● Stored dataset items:
■ ■ ■
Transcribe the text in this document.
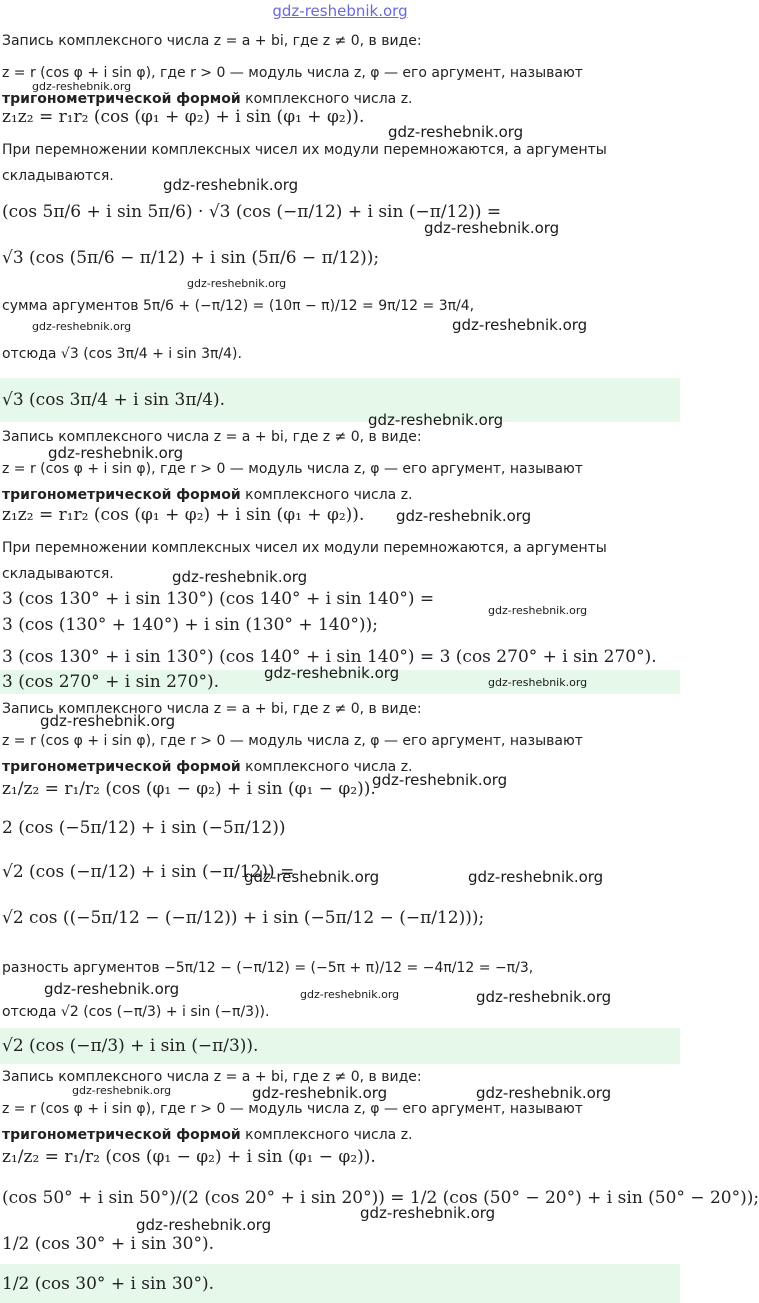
gdz-reshebnik.org
Запись комплексного числа z = a + bi, где z ≠ 0, в виде:
z = r (cos φ + i sin φ), где r > 0 — модуль числа z, φ — его аргумент, называют
тригонометрической формой комплексного числа z.
z₁z₂ = r₁r₂ (cos (φ₁ + φ₂) + i sin (φ₁ + φ₂)).
При перемножении комплексных чисел их модули перемножаются, а аргументы
складываются.
(cos 5π/6 + i sin 5π/6) · √3 (cos (−π/12) + i sin (−π/12)) =
√3 (cos (5π/6 − π/12) + i sin (5π/6 − π/12));
сумма аргументов 5π/6 + (−π/12) = (10π − π)/12 = 9π/12 = 3π/4,
отсюда √3 (cos 3π/4 + i sin 3π/4).
√3 (cos 3π/4 + i sin 3π/4).
Запись комплексного числа z = a + bi, где z ≠ 0, в виде:
z = r (cos φ + i sin φ), где r > 0 — модуль числа z, φ — его аргумент, называют
тригонометрической формой комплексного числа z.
z₁z₂ = r₁r₂ (cos (φ₁ + φ₂) + i sin (φ₁ + φ₂)).
При перемножении комплексных чисел их модули перемножаются, а аргументы
складываются.
3 (cos 130° + i sin 130°) (cos 140° + i sin 140°) =
3 (cos (130° + 140°) + i sin (130° + 140°));
3 (cos 130° + i sin 130°) (cos 140° + i sin 140°) = 3 (cos 270° + i sin 270°).
3 (cos 270° + i sin 270°).
Запись комплексного числа z = a + bi, где z ≠ 0, в виде:
z = r (cos φ + i sin φ), где r > 0 — модуль числа z, φ — его аргумент, называют
тригонометрической формой комплексного числа z.
z₁/z₂ = r₁/r₂ (cos (φ₁ − φ₂) + i sin (φ₁ − φ₂)).
2 (cos (−5π/12) + i sin (−5π/12))
√2 (cos (−π/12) + i sin (−π/12)) =
√2 cos ((−5π/12 − (−π/12)) + i sin (−5π/12 − (−π/12)));
разность аргументов −5π/12 − (−π/12) = (−5π + π)/12 = −4π/12 = −π/3,
отсюда √2 (cos (−π/3) + i sin (−π/3)).
√2 (cos (−π/3) + i sin (−π/3)).
Запись комплексного числа z = a + bi, где z ≠ 0, в виде:
z = r (cos φ + i sin φ), где r > 0 — модуль числа z, φ — его аргумент, называют
тригонометрической формой комплексного числа z.
z₁/z₂ = r₁/r₂ (cos (φ₁ − φ₂) + i sin (φ₁ − φ₂)).
(cos 50° + i sin 50°)/(2 (cos 20° + i sin 20°)) = 1/2 (cos (50° − 20°) + i sin (50° − 20°));
1/2 (cos 30° + i sin 30°).
1/2 (cos 30° + i sin 30°).
gdz-reshebnik.org
gdz-reshebnik.org
gdz-reshebnik.org
gdz-reshebnik.org
gdz-reshebnik.org
gdz-reshebnik.org	gdz-reshebnik.org
gdz-reshebnik.org
gdz-reshebnik.org
gdz-reshebnik.org
gdz-reshebnik.org
gdz-reshebnik.org
gdz-reshebnik.org
gdz-reshebnik.org
gdz-reshebnik.org
gdz-reshebnik.org
gdz-reshebnik.org	gdz-reshebnik.org
gdz-reshebnik.org	gdz-reshebnik.org	gdz-reshebnik.org
gdz-reshebnik.org	gdz-reshebnik.org	gdz-reshebnik.org
gdz-reshebnik.org
gdz-reshebnik.org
■ ■ ■
In the data above, count the lines where the word "аргументов" appears; reply with the number only.

● PROBLEM SOLUTION: 2